▸ Goal:
Each line below should be reproduced without any alteration.

▸ Supplied entries:
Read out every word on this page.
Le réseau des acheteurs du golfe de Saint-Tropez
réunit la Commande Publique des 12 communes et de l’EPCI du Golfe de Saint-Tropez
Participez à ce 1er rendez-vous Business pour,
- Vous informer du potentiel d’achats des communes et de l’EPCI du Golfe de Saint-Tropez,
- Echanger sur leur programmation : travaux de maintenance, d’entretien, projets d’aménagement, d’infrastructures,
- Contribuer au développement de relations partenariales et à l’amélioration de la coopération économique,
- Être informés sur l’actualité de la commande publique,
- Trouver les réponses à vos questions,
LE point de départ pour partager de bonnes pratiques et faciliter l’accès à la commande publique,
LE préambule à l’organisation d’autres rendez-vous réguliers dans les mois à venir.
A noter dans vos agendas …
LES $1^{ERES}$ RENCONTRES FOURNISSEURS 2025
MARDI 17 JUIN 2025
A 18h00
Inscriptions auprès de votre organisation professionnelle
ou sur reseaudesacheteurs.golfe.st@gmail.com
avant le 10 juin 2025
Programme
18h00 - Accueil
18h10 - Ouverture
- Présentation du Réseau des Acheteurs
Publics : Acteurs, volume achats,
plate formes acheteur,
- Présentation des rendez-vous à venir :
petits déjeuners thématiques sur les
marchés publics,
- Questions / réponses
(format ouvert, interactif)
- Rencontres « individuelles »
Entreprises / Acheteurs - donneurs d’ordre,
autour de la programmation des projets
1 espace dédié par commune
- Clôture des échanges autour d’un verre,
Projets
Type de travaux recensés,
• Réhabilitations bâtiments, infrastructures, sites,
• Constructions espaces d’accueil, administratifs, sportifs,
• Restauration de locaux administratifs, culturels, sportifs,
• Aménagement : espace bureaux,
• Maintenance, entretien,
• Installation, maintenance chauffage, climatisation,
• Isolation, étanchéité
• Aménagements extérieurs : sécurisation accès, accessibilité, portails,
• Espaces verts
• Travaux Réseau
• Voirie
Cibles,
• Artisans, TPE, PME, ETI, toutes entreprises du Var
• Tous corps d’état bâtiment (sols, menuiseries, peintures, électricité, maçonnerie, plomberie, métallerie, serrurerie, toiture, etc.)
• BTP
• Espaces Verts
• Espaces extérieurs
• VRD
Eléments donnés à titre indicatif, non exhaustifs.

▸ Full answer:
Read out every word on this page.
Le réseau des acheteurs du golfe de Saint-Tropez
réunit la Commande Publique des 12 communes et de l’EPCI du Golfe de Saint-Tropez
Participez à ce 1er rendez-vous Business pour,
- Vous informer du potentiel d’achats des communes et de l’EPCI du Golfe de Saint-Tropez,
- Echanger sur leur programmation : travaux de maintenance, d’entretien, projets d’aménagement, d’infrastructures,
- Contribuer au développement de relations partenariales et à l’amélioration de la coopération économique,
- Être informés sur l’actualité de la commande publique,
- Trouver les réponses à vos questions,
LE point de départ pour partager de bonnes pratiques et faciliter l’accès à la commande publique,
LE préambule à l’organisation d’autres rendez-vous réguliers dans les mois à venir.
A noter dans vos agendas …
LES $1^{ERES}$ RENCONTRES FOURNISSEURS 2025
MARDI 17 JUIN 2025
A 18h00
Inscriptions auprès de votre organisation professionnelle
ou sur reseaudesacheteurs.golfe.st@gmail.com
avant le 10 juin 2025
Programme
18h00 - Accueil
18h10 - Ouverture
- Présentation du Réseau des Acheteurs
Publics : Acteurs, volume achats,
plate formes acheteur,
- Présentation des rendez-vous à venir :
petits déjeuners thématiques sur les
marchés publics,
- Questions / réponses
(format ouvert, interactif)
- Rencontres « individuelles »
Entreprises / Acheteurs - donneurs d’ordre,
autour de la programmation des projets
1 espace dédié par commune
- Clôture des échanges autour d’un verre,
Projets
Type de travaux recensés,
• Réhabilitations bâtiments, infrastructures, sites,
• Constructions espaces d’accueil, administratifs, sportifs,
• Restauration de locaux administratifs, culturels, sportifs,
• Aménagement : espace bureaux,
• Maintenance, entretien,
• Installation, maintenance chauffage, climatisation,
• Isolation, étanchéité
• Aménagements extérieurs : sécurisation accès, accessibilité, portails,
• Espaces verts
• Travaux Réseau
• Voirie
Cibles,
• Artisans, TPE, PME, ETI, toutes entreprises du Var
• Tous corps d’état bâtiment (sols, menuiseries, peintures, électricité, maçonnerie, plomberie, métallerie, serrurerie, toiture, etc.)
• BTP
• Espaces Verts
• Espaces extérieurs
• VRD
Eléments donnés à titre indicatif, non exhaustifs.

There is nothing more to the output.